Extracted data:
━━━━━━

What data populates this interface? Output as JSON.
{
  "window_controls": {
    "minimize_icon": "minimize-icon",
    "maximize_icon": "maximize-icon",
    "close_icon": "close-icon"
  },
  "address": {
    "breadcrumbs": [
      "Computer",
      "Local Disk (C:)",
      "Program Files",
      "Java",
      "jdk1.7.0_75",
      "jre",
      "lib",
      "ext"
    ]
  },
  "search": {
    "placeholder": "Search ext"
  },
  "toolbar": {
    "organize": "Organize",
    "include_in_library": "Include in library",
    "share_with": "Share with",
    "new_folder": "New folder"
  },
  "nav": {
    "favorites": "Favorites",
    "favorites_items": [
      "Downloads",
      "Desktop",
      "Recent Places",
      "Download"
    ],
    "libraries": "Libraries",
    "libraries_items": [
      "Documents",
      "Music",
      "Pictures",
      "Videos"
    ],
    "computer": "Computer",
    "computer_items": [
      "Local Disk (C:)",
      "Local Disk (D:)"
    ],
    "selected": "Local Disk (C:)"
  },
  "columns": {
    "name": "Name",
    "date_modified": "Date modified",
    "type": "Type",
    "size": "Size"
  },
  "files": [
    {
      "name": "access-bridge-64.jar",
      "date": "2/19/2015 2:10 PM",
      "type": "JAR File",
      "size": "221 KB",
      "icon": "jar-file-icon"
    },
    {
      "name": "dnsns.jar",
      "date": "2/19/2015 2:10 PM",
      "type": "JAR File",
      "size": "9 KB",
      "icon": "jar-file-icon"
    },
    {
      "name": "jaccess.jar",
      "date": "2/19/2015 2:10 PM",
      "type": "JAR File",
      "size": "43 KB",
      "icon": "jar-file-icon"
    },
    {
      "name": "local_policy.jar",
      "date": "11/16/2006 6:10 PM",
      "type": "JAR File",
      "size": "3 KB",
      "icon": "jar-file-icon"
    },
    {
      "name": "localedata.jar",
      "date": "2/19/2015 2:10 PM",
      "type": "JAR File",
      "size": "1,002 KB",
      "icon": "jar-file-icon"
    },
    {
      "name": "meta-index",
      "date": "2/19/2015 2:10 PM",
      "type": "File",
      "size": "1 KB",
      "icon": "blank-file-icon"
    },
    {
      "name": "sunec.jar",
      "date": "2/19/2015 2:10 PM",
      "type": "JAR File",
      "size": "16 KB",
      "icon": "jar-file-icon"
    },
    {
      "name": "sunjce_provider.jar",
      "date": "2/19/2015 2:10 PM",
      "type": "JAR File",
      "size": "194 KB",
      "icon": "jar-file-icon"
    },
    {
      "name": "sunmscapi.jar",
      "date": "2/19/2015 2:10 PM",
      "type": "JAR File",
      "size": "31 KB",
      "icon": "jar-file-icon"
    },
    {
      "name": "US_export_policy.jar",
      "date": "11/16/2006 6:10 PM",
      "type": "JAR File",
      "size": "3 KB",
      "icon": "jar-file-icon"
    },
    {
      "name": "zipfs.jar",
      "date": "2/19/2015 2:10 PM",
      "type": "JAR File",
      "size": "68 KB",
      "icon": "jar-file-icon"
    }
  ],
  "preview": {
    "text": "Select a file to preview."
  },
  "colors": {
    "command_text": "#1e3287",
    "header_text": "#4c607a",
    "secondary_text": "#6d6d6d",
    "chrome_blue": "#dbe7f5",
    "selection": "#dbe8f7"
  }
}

━━━━━━

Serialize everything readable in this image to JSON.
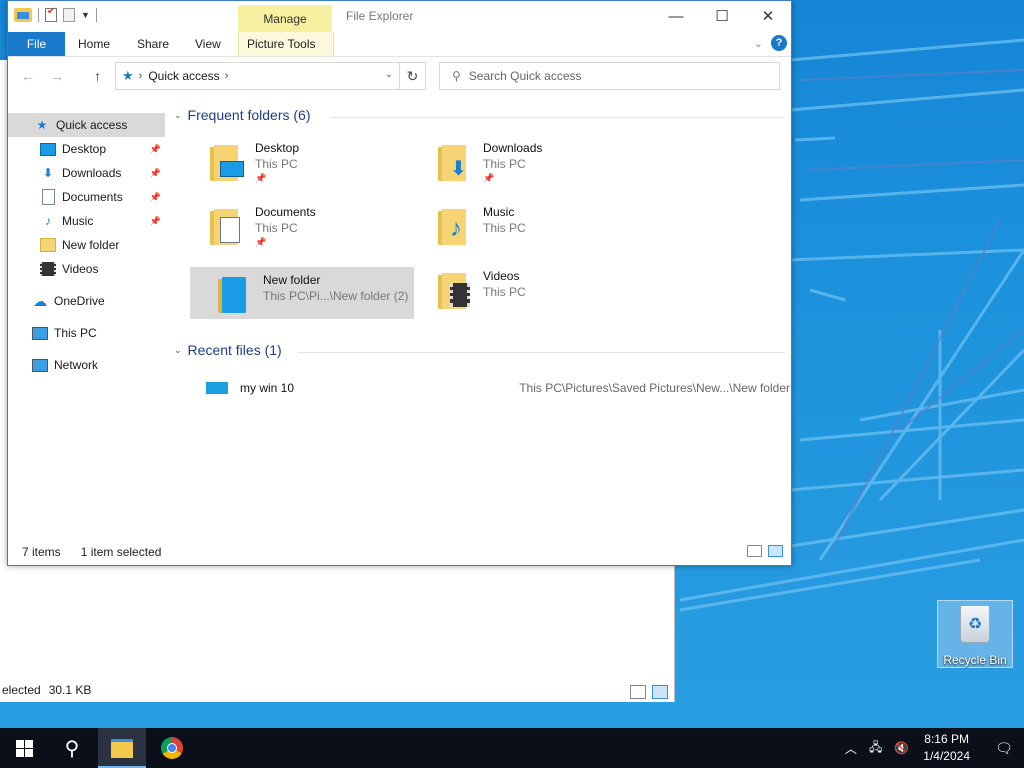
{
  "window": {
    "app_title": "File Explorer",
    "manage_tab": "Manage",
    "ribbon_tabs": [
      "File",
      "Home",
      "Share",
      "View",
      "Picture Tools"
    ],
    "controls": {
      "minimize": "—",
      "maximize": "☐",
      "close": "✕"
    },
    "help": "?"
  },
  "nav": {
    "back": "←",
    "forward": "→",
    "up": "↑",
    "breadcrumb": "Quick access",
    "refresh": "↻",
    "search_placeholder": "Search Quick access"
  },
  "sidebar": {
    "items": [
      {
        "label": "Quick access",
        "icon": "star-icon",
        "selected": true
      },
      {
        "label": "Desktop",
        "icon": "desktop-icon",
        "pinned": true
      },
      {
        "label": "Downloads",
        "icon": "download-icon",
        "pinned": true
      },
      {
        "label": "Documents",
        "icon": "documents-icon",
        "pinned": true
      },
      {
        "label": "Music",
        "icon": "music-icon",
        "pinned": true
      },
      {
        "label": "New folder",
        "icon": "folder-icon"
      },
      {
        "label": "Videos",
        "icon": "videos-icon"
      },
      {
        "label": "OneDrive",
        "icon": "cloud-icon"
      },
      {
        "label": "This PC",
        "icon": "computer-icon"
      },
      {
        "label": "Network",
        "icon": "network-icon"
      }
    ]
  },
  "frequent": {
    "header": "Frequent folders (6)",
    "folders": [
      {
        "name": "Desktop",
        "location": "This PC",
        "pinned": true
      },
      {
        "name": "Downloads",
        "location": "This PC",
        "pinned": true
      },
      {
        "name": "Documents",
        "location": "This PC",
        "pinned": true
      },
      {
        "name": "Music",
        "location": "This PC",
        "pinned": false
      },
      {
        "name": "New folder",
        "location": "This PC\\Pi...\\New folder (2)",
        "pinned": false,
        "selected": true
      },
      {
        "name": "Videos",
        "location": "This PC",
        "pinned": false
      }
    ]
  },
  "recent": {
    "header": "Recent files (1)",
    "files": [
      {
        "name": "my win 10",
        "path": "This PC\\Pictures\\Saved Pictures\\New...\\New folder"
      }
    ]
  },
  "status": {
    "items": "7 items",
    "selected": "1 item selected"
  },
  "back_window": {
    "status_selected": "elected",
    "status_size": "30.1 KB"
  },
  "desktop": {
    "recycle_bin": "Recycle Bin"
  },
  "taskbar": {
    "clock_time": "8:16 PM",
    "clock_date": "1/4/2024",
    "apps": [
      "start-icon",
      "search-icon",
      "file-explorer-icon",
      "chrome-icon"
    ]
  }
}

━━━━━━

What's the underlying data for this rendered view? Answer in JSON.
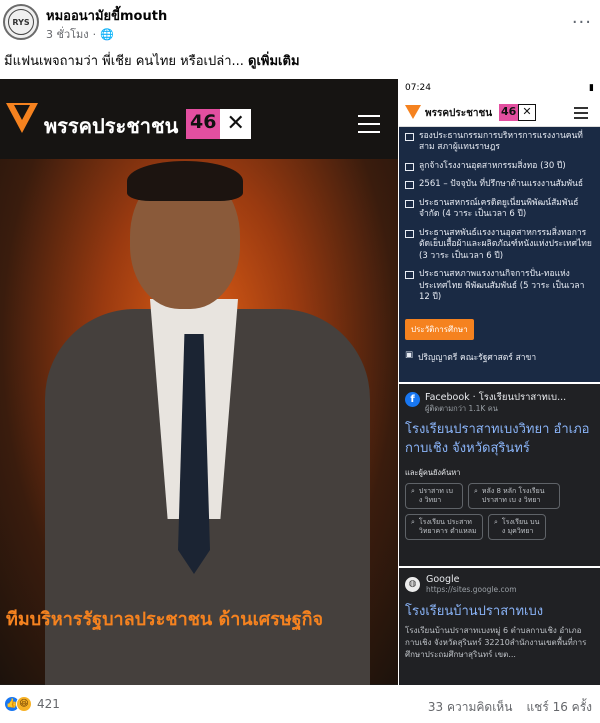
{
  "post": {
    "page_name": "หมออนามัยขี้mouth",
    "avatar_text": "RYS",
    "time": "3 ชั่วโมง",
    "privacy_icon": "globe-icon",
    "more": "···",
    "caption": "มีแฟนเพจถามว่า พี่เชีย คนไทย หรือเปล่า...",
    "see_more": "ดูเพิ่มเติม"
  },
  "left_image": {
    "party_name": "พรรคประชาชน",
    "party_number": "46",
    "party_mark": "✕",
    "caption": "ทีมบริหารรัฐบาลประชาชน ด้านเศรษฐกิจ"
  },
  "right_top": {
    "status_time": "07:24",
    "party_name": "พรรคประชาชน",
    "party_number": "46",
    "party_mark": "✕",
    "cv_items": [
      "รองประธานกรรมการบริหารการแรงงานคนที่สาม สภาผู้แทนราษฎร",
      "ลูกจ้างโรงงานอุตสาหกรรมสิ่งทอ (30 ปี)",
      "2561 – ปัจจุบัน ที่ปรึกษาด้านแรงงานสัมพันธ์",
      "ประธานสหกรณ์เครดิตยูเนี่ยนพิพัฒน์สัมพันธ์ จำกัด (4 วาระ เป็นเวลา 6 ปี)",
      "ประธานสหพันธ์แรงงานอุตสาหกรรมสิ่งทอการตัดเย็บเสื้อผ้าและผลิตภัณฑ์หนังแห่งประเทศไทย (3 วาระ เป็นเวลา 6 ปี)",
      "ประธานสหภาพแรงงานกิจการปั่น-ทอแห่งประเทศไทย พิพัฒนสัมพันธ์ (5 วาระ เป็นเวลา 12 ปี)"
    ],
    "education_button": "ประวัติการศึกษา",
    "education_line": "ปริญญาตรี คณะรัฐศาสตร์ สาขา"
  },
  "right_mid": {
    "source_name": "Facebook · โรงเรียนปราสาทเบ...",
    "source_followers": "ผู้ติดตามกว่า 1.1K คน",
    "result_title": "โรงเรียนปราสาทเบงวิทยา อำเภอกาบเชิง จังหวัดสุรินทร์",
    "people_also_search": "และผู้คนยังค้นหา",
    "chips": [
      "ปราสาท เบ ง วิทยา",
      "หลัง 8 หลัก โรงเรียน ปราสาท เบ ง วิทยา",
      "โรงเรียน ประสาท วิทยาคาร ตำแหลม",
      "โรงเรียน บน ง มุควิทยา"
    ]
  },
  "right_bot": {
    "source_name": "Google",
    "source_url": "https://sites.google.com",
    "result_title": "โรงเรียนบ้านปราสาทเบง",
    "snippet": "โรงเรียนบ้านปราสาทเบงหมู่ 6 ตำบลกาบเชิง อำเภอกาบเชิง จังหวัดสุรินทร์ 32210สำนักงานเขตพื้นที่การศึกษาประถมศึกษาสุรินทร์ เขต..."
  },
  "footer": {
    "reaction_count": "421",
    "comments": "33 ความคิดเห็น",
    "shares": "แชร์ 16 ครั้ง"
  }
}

━━━━━━

Task description: Tally the lines above that contain the word "นเวลา", and reply with only the number.

Exercise solution: 3